Written task>
Write out exactly the lines from the one containing "Output the text content of this document." through the last line of the records below, including both.

Extracted data>
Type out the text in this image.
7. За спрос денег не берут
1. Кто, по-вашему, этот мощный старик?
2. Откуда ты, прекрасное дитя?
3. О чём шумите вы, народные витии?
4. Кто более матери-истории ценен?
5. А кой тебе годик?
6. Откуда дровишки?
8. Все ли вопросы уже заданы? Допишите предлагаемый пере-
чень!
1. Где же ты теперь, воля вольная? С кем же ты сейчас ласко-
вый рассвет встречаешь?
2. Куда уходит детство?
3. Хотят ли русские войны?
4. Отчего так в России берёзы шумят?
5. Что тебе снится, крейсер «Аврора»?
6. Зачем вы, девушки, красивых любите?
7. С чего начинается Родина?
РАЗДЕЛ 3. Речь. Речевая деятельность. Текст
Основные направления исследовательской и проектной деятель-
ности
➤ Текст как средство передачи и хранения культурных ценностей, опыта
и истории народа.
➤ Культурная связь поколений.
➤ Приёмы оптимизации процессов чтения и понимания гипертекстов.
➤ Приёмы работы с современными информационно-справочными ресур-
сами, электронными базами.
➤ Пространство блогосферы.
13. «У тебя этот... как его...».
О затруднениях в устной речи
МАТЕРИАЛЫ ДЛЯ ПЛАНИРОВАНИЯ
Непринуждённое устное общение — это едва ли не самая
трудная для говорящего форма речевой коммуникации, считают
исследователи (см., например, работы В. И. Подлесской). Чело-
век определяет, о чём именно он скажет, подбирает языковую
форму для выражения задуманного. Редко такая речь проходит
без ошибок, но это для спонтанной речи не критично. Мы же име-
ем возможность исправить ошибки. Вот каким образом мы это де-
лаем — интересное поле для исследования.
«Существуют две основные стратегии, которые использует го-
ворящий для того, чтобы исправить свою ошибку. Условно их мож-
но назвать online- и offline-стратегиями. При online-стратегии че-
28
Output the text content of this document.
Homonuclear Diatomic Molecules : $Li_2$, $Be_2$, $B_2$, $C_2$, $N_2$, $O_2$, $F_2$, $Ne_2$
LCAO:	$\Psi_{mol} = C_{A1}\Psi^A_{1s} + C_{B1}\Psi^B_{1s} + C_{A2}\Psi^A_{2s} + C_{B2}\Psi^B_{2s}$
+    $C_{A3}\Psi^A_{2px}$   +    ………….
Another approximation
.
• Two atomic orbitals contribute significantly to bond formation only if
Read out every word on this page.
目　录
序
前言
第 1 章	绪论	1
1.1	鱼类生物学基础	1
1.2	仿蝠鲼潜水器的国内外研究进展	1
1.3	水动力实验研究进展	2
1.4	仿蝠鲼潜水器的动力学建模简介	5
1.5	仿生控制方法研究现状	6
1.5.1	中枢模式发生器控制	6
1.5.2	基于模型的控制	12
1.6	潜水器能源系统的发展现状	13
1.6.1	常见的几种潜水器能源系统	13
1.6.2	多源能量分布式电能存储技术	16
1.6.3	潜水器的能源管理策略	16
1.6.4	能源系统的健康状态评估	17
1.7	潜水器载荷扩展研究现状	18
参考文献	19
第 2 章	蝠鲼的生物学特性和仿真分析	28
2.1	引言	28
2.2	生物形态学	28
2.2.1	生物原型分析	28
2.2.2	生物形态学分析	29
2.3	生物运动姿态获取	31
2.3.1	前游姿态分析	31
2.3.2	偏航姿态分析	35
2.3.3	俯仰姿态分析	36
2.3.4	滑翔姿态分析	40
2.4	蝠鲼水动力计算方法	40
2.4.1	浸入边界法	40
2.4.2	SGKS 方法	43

Solved exercise>
Output the text content of this document.
Homonuclear Diatomic Molecules : $Li_2$, $Be_2$, $B_2$, $C_2$, $N_2$, $O_2$, $F_2$, $Ne_2$
LCAO:	$\Psi_{mol} = C_{A1}\Psi^A_{1s} + C_{B1}\Psi^B_{1s} + C_{A2}\Psi^A_{2s} + C_{B2}\Psi^B_{2s}$
+    $C_{A3}\Psi^A_{2px}$   +    ………….
Another approximation
.
• Two atomic orbitals contribute significantly to bond formation only if
Read out every word on this page.
目　录
序
前言
第 1 章	绪论	1
1.1	鱼类生物学基础	1
1.2	仿蝠鲼潜水器的国内外研究进展	1
1.3	水动力实验研究进展	2
1.4	仿蝠鲼潜水器的动力学建模简介	5
1.5	仿生控制方法研究现状	6
1.5.1	中枢模式发生器控制	6
1.5.2	基于模型的控制	12
1.6	潜水器能源系统的发展现状	13
1.6.1	常见的几种潜水器能源系统	13
1.6.2	多源能量分布式电能存储技术	16
1.6.3	潜水器的能源管理策略	16
1.6.4	能源系统的健康状态评估	17
1.7	潜水器载荷扩展研究现状	18
参考文献	19
第 2 章	蝠鲼的生物学特性和仿真分析	28
2.1	引言	28
2.2	生物形态学	28
2.2.1	生物原型分析	28
2.2.2	生物形态学分析	29
2.3	生物运动姿态获取	31
2.3.1	前游姿态分析	31
2.3.2	偏航姿态分析	35
2.3.3	俯仰姿态分析	36
2.3.4	滑翔姿态分析	40
2.4	蝠鲼水动力计算方法	40
2.4.1	浸入边界法	40
2.4.2	SGKS 方法	43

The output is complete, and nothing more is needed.